** What is expected **
Copy every line from the records below that holds the word "XIXe".

** Source material **
▶

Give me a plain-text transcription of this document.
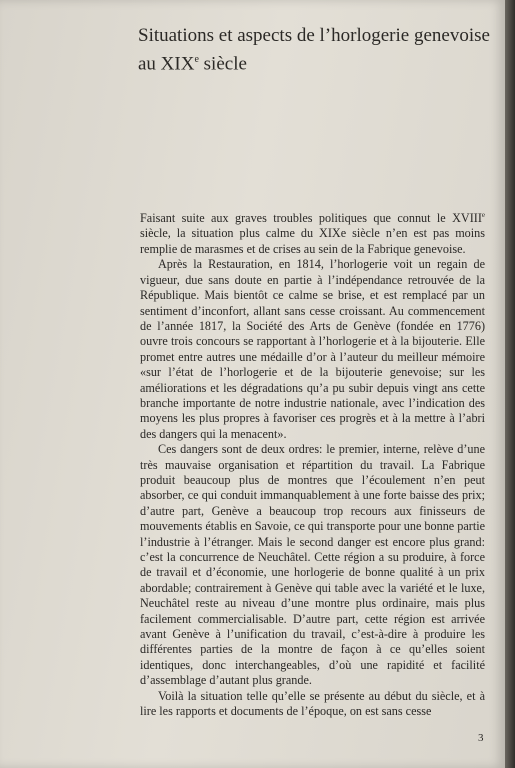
Situations et aspects de l’horlogerie genevoise
au XIXe siècle

Faisant suite aux graves troubles politiques que connut le XVIIIe siècle, la situation plus calme du XIXe siècle n’en est pas moins remplie de marasmes et de crises au sein de la Fabrique genevoise.

Après la Restauration, en 1814, l’horlogerie voit un regain de vigueur, due sans doute en partie à l’indépendance retrouvée de la République. Mais bientôt ce calme se brise, et est remplacé par un sentiment d’inconfort, allant sans cesse croissant. Au commencement de l’année 1817, la Société des Arts de Genève (fondée en 1776) ouvre trois concours se rapportant à l’horlogerie et à la bijouterie. Elle promet entre autres une médaille d’or à l’auteur du meilleur mémoire «sur l’état de l’horlogerie et de la bijouterie genevoise; sur les améliorations et les dégradations qu’a pu subir depuis vingt ans cette branche importante de notre industrie nationale, avec l’indication des moyens les plus propres à favoriser ces progrès et à la mettre à l’abri des dangers qui la menacent».

Ces dangers sont de deux ordres: le premier, interne, relève d’une très mauvaise organisation et répartition du travail. La Fabrique produit beaucoup plus de montres que l’écoulement n’en peut absorber, ce qui conduit immanquablement à une forte baisse des prix; d’autre part, Genève a beaucoup trop recours aux finisseurs de mouvements établis en Savoie, ce qui transporte pour une bonne partie l’industrie à l’étranger. Mais le second danger est encore plus grand: c’est la concurrence de Neuchâtel. Cette région a su produire, à force de travail et d’économie, une horlogerie de bonne qualité à un prix abordable; contrairement à Genève qui table avec la variété et le luxe, Neuchâtel reste au niveau d’une montre plus ordinaire, mais plus facilement commercialisable. D’autre part, cette région est arrivée avant Genève à l’unification du travail, c’est-à-dire à produire les différentes parties de la montre de façon à ce qu’elles soient identiques, donc interchangeables, d’où une rapidité et facilité d’assemblage d’autant plus grande.

Voilà la situation telle qu’elle se présente au début du siècle, et à lire les rapports et documents de l’époque, on est sans cesse

3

◀

** Complete output **
au XIXe siècle
Faisant suite aux graves troubles politiques que connut le XVIIIe siècle, la situation plus calme du XIXe siècle n’en est pas moins remplie de marasmes et de crises au sein de la Fabrique genevoise.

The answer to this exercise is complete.